* _Exercise aim_
Copy out the listing that follows, exact in every word, and skip the images.

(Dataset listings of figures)
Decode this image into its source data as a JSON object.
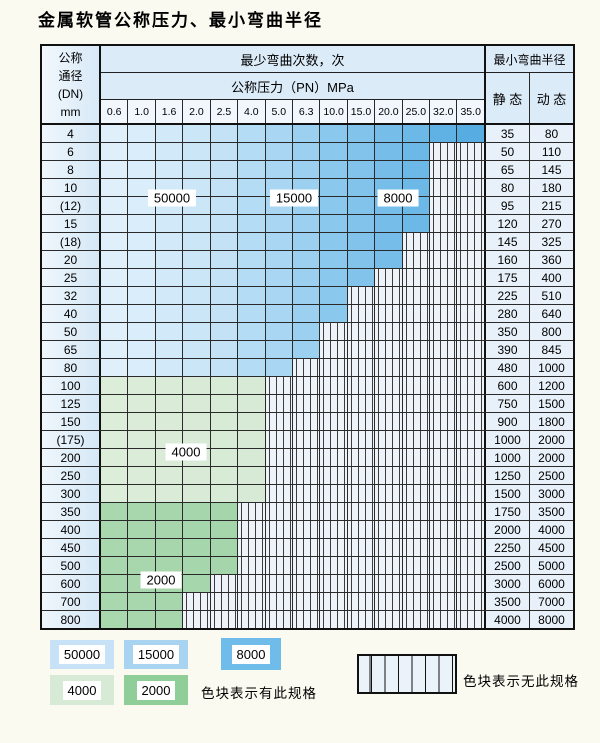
{
  "title": "金属软管公称压力、最小弯曲半径",
  "table": {
    "header": {
      "dn_lines": [
        "公称",
        "通径",
        "(DN)",
        "mm"
      ],
      "bend_times": "最少弯曲次数，次",
      "pressure": "公称压力（PN）MPa",
      "radius": "最小弯曲半径",
      "static_label": "静 态",
      "dynamic_label": "动 态",
      "pressures": [
        "0.6",
        "1.0",
        "1.6",
        "2.0",
        "2.5",
        "4.0",
        "5.0",
        "6.3",
        "10.0",
        "15.0",
        "20.0",
        "25.0",
        "32.0",
        "35.0"
      ]
    },
    "rows": [
      {
        "dn": "4",
        "family": "blue",
        "cov": 13,
        "static": "35",
        "dynamic": "80"
      },
      {
        "dn": "6",
        "family": "blue",
        "cov": 11,
        "static": "50",
        "dynamic": "110"
      },
      {
        "dn": "8",
        "family": "blue",
        "cov": 11,
        "static": "65",
        "dynamic": "145"
      },
      {
        "dn": "10",
        "family": "blue",
        "cov": 11,
        "static": "80",
        "dynamic": "180"
      },
      {
        "dn": "(12)",
        "family": "blue",
        "cov": 11,
        "static": "95",
        "dynamic": "215"
      },
      {
        "dn": "15",
        "family": "blue",
        "cov": 11,
        "static": "120",
        "dynamic": "270"
      },
      {
        "dn": "(18)",
        "family": "blue",
        "cov": 10,
        "static": "145",
        "dynamic": "325"
      },
      {
        "dn": "20",
        "family": "blue",
        "cov": 10,
        "static": "160",
        "dynamic": "360"
      },
      {
        "dn": "25",
        "family": "blue",
        "cov": 9,
        "static": "175",
        "dynamic": "400"
      },
      {
        "dn": "32",
        "family": "blue",
        "cov": 8,
        "static": "225",
        "dynamic": "510"
      },
      {
        "dn": "40",
        "family": "blue",
        "cov": 8,
        "static": "280",
        "dynamic": "640"
      },
      {
        "dn": "50",
        "family": "blue",
        "cov": 7,
        "static": "350",
        "dynamic": "800"
      },
      {
        "dn": "65",
        "family": "blue",
        "cov": 7,
        "static": "390",
        "dynamic": "845"
      },
      {
        "dn": "80",
        "family": "blue",
        "cov": 6,
        "static": "480",
        "dynamic": "1000"
      },
      {
        "dn": "100",
        "family": "green4000",
        "cov": 5,
        "static": "600",
        "dynamic": "1200"
      },
      {
        "dn": "125",
        "family": "green4000",
        "cov": 5,
        "static": "750",
        "dynamic": "1500"
      },
      {
        "dn": "150",
        "family": "green4000",
        "cov": 5,
        "static": "900",
        "dynamic": "1800"
      },
      {
        "dn": "(175)",
        "family": "green4000",
        "cov": 5,
        "static": "1000",
        "dynamic": "2000"
      },
      {
        "dn": "200",
        "family": "green4000",
        "cov": 5,
        "static": "1000",
        "dynamic": "2000"
      },
      {
        "dn": "250",
        "family": "green4000",
        "cov": 5,
        "static": "1250",
        "dynamic": "2500"
      },
      {
        "dn": "300",
        "family": "green4000",
        "cov": 5,
        "static": "1500",
        "dynamic": "3000"
      },
      {
        "dn": "350",
        "family": "green2000",
        "cov": 4,
        "static": "1750",
        "dynamic": "3500"
      },
      {
        "dn": "400",
        "family": "green2000",
        "cov": 4,
        "static": "2000",
        "dynamic": "4000"
      },
      {
        "dn": "450",
        "family": "green2000",
        "cov": 4,
        "static": "2250",
        "dynamic": "4500"
      },
      {
        "dn": "500",
        "family": "green2000",
        "cov": 4,
        "static": "2500",
        "dynamic": "5000"
      },
      {
        "dn": "600",
        "family": "green2000",
        "cov": 3,
        "static": "3000",
        "dynamic": "6000"
      },
      {
        "dn": "700",
        "family": "green2000",
        "cov": 2,
        "static": "3500",
        "dynamic": "7000"
      },
      {
        "dn": "800",
        "family": "green2000",
        "cov": 2,
        "static": "4000",
        "dynamic": "8000"
      }
    ]
  },
  "zones": {
    "blue": [
      {
        "cycles": "50000",
        "from": 0,
        "to": 4,
        "c1": "#e0f0fb",
        "c2": "#c3e2f6"
      },
      {
        "cycles": "15000",
        "from": 5,
        "to": 7,
        "c1": "#b5dcf5",
        "c2": "#9bd0f0"
      },
      {
        "cycles": "8000",
        "from": 8,
        "to": 13,
        "c1": "#8bc8ee",
        "c2": "#57ade1"
      }
    ],
    "green4000": [
      {
        "cycles": "4000",
        "from": 0,
        "to": 13,
        "c1": "#dcedda",
        "c2": "#cfe5cd"
      }
    ],
    "green2000": [
      {
        "cycles": "2000",
        "from": 0,
        "to": 13,
        "c1": "#a9d7ae",
        "c2": "#9cd1a3"
      }
    ]
  },
  "zone_labels": {
    "z50000": "50000",
    "z15000": "15000",
    "z8000": "8000",
    "z4000": "4000",
    "z2000": "2000"
  },
  "legend": {
    "sw50000": "50000",
    "sw15000": "15000",
    "sw8000": "8000",
    "sw4000": "4000",
    "sw2000": "2000",
    "have_text": "色块表示有此规格",
    "none_text": "色块表示无此规格"
  },
  "colors": {
    "blue_50000": "#c7e1f6",
    "blue_15000": "#a9d4f1",
    "blue_8000": "#6fbbe9",
    "green_4000": "#d7ead5",
    "green_2000": "#8fce99",
    "hatch_bg": "#edf3f9",
    "grid_line": "#2a2a2a",
    "header_bg": "#dcebf8"
  }
}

* _Result_
Decode this image into its source data as a JSON object.
{
  "title": "金属软管公称压力、最小弯曲半径",
  "table": {
    "header": {
      "dn_lines": [
        "公称",
        "通径",
        "(DN)",
        "mm"
      ],
      "bend_times": "最少弯曲次数，次",
      "pressure": "公称压力（PN）MPa",
      "radius": "最小弯曲半径",
      "static_label": "静 态",
      "dynamic_label": "动 态",
      "pressures": [
        "0.6",
        "1.0",
        "1.6",
        "2.0",
        "2.5",
        "4.0",
        "5.0",
        "6.3",
        "10.0",
        "15.0",
        "20.0",
        "25.0",
        "32.0",
        "35.0"
      ]
    },
    "rows": [
      {
        "dn": "4",
        "family": "blue",
        "cov": 13,
        "static": "35",
        "dynamic": "80"
      },
      {
        "dn": "6",
        "family": "blue",
        "cov": 11,
        "static": "50",
        "dynamic": "110"
      },
      {
        "dn": "8",
        "family": "blue",
        "cov": 11,
        "static": "65",
        "dynamic": "145"
      },
      {
        "dn": "10",
        "family": "blue",
        "cov": 11,
        "static": "80",
        "dynamic": "180"
      },
      {
        "dn": "(12)",
        "family": "blue",
        "cov": 11,
        "static": "95",
        "dynamic": "215"
      },
      {
        "dn": "15",
        "family": "blue",
        "cov": 11,
        "static": "120",
        "dynamic": "270"
      },
      {
        "dn": "(18)",
        "family": "blue",
        "cov": 10,
        "static": "145",
        "dynamic": "325"
      },
      {
        "dn": "20",
        "family": "blue",
        "cov": 10,
        "static": "160",
        "dynamic": "360"
      },
      {
        "dn": "25",
        "family": "blue",
        "cov": 9,
        "static": "175",
        "dynamic": "400"
      },
      {
        "dn": "32",
        "family": "blue",
        "cov": 8,
        "static": "225",
        "dynamic": "510"
      },
      {
        "dn": "40",
        "family": "blue",
        "cov": 8,
        "static": "280",
        "dynamic": "640"
      },
      {
        "dn": "50",
        "family": "blue",
        "cov": 7,
        "static": "350",
        "dynamic": "800"
      },
      {
        "dn": "65",
        "family": "blue",
        "cov": 7,
        "static": "390",
        "dynamic": "845"
      },
      {
        "dn": "80",
        "family": "blue",
        "cov": 6,
        "static": "480",
        "dynamic": "1000"
      },
      {
        "dn": "100",
        "family": "green4000",
        "cov": 5,
        "static": "600",
        "dynamic": "1200"
      },
      {
        "dn": "125",
        "family": "green4000",
        "cov": 5,
        "static": "750",
        "dynamic": "1500"
      },
      {
        "dn": "150",
        "family": "green4000",
        "cov": 5,
        "static": "900",
        "dynamic": "1800"
      },
      {
        "dn": "(175)",
        "family": "green4000",
        "cov": 5,
        "static": "1000",
        "dynamic": "2000"
      },
      {
        "dn": "200",
        "family": "green4000",
        "cov": 5,
        "static": "1000",
        "dynamic": "2000"
      },
      {
        "dn": "250",
        "family": "green4000",
        "cov": 5,
        "static": "1250",
        "dynamic": "2500"
      },
      {
        "dn": "300",
        "family": "green4000",
        "cov": 5,
        "static": "1500",
        "dynamic": "3000"
      },
      {
        "dn": "350",
        "family": "green2000",
        "cov": 4,
        "static": "1750",
        "dynamic": "3500"
      },
      {
        "dn": "400",
        "family": "green2000",
        "cov": 4,
        "static": "2000",
        "dynamic": "4000"
      },
      {
        "dn": "450",
        "family": "green2000",
        "cov": 4,
        "static": "2250",
        "dynamic": "4500"
      },
      {
        "dn": "500",
        "family": "green2000",
        "cov": 4,
        "static": "2500",
        "dynamic": "5000"
      },
      {
        "dn": "600",
        "family": "green2000",
        "cov": 3,
        "static": "3000",
        "dynamic": "6000"
      },
      {
        "dn": "700",
        "family": "green2000",
        "cov": 2,
        "static": "3500",
        "dynamic": "7000"
      },
      {
        "dn": "800",
        "family": "green2000",
        "cov": 2,
        "static": "4000",
        "dynamic": "8000"
      }
    ]
  },
  "zones": {
    "blue": [
      {
        "cycles": "50000",
        "from": 0,
        "to": 4,
        "c1": "#e0f0fb",
        "c2": "#c3e2f6"
      },
      {
        "cycles": "15000",
        "from": 5,
        "to": 7,
        "c1": "#b5dcf5",
        "c2": "#9bd0f0"
      },
      {
        "cycles": "8000",
        "from": 8,
        "to": 13,
        "c1": "#8bc8ee",
        "c2": "#57ade1"
      }
    ],
    "green4000": [
      {
        "cycles": "4000",
        "from": 0,
        "to": 13,
        "c1": "#dcedda",
        "c2": "#cfe5cd"
      }
    ],
    "green2000": [
      {
        "cycles": "2000",
        "from": 0,
        "to": 13,
        "c1": "#a9d7ae",
        "c2": "#9cd1a3"
      }
    ]
  },
  "zone_labels": {
    "z50000": "50000",
    "z15000": "15000",
    "z8000": "8000",
    "z4000": "4000",
    "z2000": "2000"
  },
  "legend": {
    "sw50000": "50000",
    "sw15000": "15000",
    "sw8000": "8000",
    "sw4000": "4000",
    "sw2000": "2000",
    "have_text": "色块表示有此规格",
    "none_text": "色块表示无此规格"
  },
  "colors": {
    "blue_50000": "#c7e1f6",
    "blue_15000": "#a9d4f1",
    "blue_8000": "#6fbbe9",
    "green_4000": "#d7ead5",
    "green_2000": "#8fce99",
    "hatch_bg": "#edf3f9",
    "grid_line": "#2a2a2a",
    "header_bg": "#dcebf8"
  }
}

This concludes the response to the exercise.